THE EXERCISE :: Take the material and output all of it exactly.

::: EXCERPTED DATA :::

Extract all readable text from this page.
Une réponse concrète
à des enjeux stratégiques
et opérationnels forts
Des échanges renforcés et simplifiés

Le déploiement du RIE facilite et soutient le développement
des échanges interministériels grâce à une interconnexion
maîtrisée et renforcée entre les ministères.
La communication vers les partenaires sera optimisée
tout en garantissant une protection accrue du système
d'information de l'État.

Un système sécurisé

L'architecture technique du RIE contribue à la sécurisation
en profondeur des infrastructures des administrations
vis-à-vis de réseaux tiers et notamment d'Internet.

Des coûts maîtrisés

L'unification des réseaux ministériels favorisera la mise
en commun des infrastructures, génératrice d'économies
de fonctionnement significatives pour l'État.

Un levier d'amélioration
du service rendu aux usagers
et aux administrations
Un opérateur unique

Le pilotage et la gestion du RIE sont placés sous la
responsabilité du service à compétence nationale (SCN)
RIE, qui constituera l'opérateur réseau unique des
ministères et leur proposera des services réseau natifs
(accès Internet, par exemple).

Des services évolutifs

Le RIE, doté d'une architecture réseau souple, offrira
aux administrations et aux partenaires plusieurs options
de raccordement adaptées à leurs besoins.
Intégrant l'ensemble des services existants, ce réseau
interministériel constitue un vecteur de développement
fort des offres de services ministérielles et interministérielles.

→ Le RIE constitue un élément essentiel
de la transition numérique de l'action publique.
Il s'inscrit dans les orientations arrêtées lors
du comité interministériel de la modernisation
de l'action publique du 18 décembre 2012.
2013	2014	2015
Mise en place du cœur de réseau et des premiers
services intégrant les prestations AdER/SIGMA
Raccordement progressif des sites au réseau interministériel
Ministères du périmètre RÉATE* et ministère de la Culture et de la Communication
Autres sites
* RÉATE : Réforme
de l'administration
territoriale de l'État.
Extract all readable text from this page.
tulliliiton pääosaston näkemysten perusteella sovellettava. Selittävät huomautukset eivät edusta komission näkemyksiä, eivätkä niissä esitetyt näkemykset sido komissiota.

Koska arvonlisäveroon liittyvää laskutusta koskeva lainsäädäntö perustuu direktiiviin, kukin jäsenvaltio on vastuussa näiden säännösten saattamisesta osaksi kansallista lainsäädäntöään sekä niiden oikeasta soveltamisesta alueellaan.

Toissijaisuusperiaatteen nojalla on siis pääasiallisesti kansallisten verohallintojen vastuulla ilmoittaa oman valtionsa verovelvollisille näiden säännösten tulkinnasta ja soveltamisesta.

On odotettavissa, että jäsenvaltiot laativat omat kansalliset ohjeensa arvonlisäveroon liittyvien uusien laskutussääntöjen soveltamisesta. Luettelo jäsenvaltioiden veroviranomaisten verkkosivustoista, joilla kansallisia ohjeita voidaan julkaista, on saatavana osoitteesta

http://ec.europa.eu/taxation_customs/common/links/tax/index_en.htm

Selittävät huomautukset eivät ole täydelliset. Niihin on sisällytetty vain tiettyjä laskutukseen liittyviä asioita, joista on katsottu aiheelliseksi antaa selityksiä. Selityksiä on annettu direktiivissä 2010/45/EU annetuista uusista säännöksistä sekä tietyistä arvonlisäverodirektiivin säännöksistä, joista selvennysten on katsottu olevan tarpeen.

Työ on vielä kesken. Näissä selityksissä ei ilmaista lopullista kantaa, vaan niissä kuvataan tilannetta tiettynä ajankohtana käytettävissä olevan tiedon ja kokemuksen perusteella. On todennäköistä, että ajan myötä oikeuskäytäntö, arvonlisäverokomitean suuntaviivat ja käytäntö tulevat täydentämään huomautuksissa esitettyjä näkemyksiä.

:::

ANSWER FOR THIS EXERCISE ::
Extract all readable text from this page.
Une réponse concrète
à des enjeux stratégiques
et opérationnels forts
Des échanges renforcés et simplifiés

Le déploiement du RIE facilite et soutient le développement
des échanges interministériels grâce à une interconnexion
maîtrisée et renforcée entre les ministères.
La communication vers les partenaires sera optimisée
tout en garantissant une protection accrue du système
d'information de l'État.

Un système sécurisé

L'architecture technique du RIE contribue à la sécurisation
en profondeur des infrastructures des administrations
vis-à-vis de réseaux tiers et notamment d'Internet.

Des coûts maîtrisés

L'unification des réseaux ministériels favorisera la mise
en commun des infrastructures, génératrice d'économies
de fonctionnement significatives pour l'État.

Un levier d'amélioration
du service rendu aux usagers
et aux administrations
Un opérateur unique

Le pilotage et la gestion du RIE sont placés sous la
responsabilité du service à compétence nationale (SCN)
RIE, qui constituera l'opérateur réseau unique des
ministères et leur proposera des services réseau natifs
(accès Internet, par exemple).

Des services évolutifs

Le RIE, doté d'une architecture réseau souple, offrira
aux administrations et aux partenaires plusieurs options
de raccordement adaptées à leurs besoins.
Intégrant l'ensemble des services existants, ce réseau
interministériel constitue un vecteur de développement
fort des offres de services ministérielles et interministérielles.

→ Le RIE constitue un élément essentiel
de la transition numérique de l'action publique.
Il s'inscrit dans les orientations arrêtées lors
du comité interministériel de la modernisation
de l'action publique du 18 décembre 2012.
2013	2014	2015
Mise en place du cœur de réseau et des premiers
services intégrant les prestations AdER/SIGMA
Raccordement progressif des sites au réseau interministériel
Ministères du périmètre RÉATE* et ministère de la Culture et de la Communication
Autres sites
* RÉATE : Réforme
de l'administration
territoriale de l'État.
Extract all readable text from this page.
tulliliiton pääosaston näkemysten perusteella sovellettava. Selittävät huomautukset eivät edusta komission näkemyksiä, eivätkä niissä esitetyt näkemykset sido komissiota.

Koska arvonlisäveroon liittyvää laskutusta koskeva lainsäädäntö perustuu direktiiviin, kukin jäsenvaltio on vastuussa näiden säännösten saattamisesta osaksi kansallista lainsäädäntöään sekä niiden oikeasta soveltamisesta alueellaan.

Toissijaisuusperiaatteen nojalla on siis pääasiallisesti kansallisten verohallintojen vastuulla ilmoittaa oman valtionsa verovelvollisille näiden säännösten tulkinnasta ja soveltamisesta.

On odotettavissa, että jäsenvaltiot laativat omat kansalliset ohjeensa arvonlisäveroon liittyvien uusien laskutussääntöjen soveltamisesta. Luettelo jäsenvaltioiden veroviranomaisten verkkosivustoista, joilla kansallisia ohjeita voidaan julkaista, on saatavana osoitteesta

http://ec.europa.eu/taxation_customs/common/links/tax/index_en.htm

Selittävät huomautukset eivät ole täydelliset. Niihin on sisällytetty vain tiettyjä laskutukseen liittyviä asioita, joista on katsottu aiheelliseksi antaa selityksiä. Selityksiä on annettu direktiivissä 2010/45/EU annetuista uusista säännöksistä sekä tietyistä arvonlisäverodirektiivin säännöksistä, joista selvennysten on katsottu olevan tarpeen.

Työ on vielä kesken. Näissä selityksissä ei ilmaista lopullista kantaa, vaan niissä kuvataan tilannetta tiettynä ajankohtana käytettävissä olevan tiedon ja kokemuksen perusteella. On todennäköistä, että ajan myötä oikeuskäytäntö, arvonlisäverokomitean suuntaviivat ja käytäntö tulevat täydentämään huomautuksissa esitettyjä näkemyksiä.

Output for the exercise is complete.